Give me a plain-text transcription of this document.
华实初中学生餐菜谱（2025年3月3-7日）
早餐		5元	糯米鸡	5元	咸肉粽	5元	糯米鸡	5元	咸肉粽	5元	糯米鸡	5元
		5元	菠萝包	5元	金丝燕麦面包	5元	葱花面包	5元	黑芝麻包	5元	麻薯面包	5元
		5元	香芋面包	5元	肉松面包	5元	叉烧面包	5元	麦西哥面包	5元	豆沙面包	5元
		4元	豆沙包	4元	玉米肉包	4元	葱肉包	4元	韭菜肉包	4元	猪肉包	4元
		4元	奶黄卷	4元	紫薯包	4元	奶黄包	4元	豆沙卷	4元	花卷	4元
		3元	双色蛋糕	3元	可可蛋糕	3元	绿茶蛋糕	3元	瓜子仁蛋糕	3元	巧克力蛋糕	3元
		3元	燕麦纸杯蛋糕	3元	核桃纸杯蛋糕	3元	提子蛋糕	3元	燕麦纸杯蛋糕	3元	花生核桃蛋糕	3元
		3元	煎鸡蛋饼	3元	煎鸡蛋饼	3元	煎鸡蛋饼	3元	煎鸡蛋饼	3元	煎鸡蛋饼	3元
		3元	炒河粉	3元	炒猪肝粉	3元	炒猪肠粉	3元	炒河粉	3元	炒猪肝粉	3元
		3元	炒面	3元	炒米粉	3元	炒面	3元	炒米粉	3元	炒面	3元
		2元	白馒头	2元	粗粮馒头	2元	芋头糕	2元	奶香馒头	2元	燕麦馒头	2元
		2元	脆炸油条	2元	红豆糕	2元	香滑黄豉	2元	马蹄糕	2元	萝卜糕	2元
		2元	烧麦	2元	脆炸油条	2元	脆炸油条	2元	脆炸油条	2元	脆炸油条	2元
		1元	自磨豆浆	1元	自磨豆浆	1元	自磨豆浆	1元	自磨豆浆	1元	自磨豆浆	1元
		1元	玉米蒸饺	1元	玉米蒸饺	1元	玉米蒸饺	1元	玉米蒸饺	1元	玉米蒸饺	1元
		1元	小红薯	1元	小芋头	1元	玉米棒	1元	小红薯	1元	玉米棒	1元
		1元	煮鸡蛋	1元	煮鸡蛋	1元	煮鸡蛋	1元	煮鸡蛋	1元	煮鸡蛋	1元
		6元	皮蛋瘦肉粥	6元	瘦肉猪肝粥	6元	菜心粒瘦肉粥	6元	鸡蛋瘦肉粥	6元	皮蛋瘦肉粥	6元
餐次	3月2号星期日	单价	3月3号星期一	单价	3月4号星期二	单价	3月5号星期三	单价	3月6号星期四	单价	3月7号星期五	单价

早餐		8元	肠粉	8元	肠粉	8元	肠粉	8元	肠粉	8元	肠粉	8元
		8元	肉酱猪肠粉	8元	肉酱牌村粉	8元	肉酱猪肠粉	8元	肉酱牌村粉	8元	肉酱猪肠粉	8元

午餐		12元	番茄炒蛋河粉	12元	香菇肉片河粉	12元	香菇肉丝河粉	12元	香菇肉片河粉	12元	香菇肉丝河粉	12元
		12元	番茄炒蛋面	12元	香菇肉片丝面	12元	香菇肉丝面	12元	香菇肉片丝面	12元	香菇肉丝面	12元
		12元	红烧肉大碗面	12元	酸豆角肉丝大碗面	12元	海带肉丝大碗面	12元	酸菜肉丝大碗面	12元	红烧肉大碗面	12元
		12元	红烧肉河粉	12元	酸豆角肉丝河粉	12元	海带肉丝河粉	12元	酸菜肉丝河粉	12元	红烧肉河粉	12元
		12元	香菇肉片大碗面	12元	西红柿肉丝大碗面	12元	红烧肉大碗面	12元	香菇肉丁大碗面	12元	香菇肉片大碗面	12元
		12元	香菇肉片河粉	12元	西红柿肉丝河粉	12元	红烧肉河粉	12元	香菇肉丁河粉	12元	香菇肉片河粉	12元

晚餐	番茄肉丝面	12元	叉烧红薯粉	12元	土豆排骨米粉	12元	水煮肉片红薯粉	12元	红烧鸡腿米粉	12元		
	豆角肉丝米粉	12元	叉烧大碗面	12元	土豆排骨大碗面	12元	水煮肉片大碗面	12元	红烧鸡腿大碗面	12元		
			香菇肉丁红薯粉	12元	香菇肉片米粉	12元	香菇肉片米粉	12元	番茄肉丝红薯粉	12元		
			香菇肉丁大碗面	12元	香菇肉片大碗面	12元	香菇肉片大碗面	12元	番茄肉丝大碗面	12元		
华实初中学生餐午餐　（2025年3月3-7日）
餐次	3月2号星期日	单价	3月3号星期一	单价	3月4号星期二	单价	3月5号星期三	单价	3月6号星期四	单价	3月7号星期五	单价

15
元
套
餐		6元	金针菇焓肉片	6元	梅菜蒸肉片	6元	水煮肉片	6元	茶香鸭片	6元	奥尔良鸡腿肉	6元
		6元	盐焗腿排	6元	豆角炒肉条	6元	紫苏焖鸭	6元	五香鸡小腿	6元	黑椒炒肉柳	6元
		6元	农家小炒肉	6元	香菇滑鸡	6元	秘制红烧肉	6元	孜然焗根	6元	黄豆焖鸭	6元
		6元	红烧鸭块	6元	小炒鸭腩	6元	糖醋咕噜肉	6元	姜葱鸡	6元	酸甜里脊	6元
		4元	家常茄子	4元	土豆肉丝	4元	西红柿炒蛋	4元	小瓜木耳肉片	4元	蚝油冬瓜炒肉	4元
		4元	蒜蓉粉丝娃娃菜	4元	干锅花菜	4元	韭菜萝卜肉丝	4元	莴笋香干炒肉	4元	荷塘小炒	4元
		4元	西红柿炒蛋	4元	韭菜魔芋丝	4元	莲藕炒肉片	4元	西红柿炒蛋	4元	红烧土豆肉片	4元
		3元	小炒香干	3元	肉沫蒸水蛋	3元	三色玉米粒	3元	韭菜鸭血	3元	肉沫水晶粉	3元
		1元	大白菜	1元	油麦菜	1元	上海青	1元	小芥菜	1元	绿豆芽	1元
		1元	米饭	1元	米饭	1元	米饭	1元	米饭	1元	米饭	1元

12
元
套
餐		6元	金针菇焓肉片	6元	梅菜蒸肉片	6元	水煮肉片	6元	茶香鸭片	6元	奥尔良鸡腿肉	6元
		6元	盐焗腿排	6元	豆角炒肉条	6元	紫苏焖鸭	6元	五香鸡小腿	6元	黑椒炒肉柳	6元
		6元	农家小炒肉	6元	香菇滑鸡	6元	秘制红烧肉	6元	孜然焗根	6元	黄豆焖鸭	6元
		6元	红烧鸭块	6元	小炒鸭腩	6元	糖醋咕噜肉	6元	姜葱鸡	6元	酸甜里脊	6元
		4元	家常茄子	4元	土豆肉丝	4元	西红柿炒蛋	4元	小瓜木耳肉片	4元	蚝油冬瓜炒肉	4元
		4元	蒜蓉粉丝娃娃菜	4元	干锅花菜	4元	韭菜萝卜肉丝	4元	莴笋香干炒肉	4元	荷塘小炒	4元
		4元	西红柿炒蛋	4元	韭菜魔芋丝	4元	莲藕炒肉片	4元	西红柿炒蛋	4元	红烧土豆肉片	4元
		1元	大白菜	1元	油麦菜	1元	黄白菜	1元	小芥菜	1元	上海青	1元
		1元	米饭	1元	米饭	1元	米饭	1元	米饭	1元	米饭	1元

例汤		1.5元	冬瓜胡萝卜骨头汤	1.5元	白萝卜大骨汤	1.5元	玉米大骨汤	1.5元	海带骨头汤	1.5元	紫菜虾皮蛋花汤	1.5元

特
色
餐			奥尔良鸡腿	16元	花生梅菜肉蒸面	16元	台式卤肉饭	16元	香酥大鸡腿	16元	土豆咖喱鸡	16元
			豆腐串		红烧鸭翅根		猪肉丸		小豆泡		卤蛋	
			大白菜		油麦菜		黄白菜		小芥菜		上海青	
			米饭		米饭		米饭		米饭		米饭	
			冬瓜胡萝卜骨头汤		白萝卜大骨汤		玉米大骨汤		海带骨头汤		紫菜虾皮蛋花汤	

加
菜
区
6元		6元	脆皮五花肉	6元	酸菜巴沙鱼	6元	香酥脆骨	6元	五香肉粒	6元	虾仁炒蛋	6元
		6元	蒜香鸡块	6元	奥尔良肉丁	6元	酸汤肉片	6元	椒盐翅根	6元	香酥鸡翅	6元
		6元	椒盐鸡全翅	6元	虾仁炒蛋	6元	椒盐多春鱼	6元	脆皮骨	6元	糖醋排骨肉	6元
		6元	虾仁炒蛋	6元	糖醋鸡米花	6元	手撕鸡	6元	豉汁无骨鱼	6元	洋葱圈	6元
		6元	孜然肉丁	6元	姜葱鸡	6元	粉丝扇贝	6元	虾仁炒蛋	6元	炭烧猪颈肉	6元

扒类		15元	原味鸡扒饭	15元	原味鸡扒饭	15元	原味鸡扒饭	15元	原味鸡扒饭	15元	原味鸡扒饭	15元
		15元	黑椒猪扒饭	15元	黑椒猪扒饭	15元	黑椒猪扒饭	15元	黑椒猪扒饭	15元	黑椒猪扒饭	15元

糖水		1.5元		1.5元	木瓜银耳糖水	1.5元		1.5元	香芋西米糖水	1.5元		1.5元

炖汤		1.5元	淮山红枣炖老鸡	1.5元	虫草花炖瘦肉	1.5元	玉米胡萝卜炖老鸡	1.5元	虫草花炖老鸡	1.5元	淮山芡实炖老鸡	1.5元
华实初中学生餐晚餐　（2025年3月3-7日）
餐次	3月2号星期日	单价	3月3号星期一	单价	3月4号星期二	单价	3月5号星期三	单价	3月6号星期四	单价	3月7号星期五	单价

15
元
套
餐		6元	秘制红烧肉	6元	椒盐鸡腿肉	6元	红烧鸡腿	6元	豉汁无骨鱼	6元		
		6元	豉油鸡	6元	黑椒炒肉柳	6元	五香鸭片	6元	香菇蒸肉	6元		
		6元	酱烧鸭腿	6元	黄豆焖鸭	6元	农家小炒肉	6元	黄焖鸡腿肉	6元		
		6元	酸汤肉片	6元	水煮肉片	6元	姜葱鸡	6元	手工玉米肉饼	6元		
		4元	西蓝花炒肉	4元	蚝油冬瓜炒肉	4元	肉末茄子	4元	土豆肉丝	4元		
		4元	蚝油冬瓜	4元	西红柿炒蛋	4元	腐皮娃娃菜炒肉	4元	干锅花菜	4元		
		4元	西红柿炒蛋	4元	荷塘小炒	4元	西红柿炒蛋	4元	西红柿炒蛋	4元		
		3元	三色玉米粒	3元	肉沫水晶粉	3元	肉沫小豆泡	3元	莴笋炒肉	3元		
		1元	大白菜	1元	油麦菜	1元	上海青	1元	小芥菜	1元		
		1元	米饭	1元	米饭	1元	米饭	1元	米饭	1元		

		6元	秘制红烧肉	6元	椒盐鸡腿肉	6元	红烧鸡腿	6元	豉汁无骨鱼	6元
· · · · · · ·
Find the word "秘制红烧肉" in the entries above and gather every line that holds it.

		6元	农家小炒肉	6元	香菇滑鸡	6元	秘制红烧肉	6元	孜然焗根	6元	黄豆焖鸭	6元
		6元	农家小炒肉	6元	香菇滑鸡	6元	秘制红烧肉	6元	孜然焗根	6元	黄豆焖鸭	6元
餐		6元	秘制红烧肉	6元	椒盐鸡腿肉	6元	红烧鸡腿	6元	豉汁无骨鱼	6元		
		6元	秘制红烧肉	6元	椒盐鸡腿肉	6元	红烧鸡腿	6元	豉汁无骨鱼	6元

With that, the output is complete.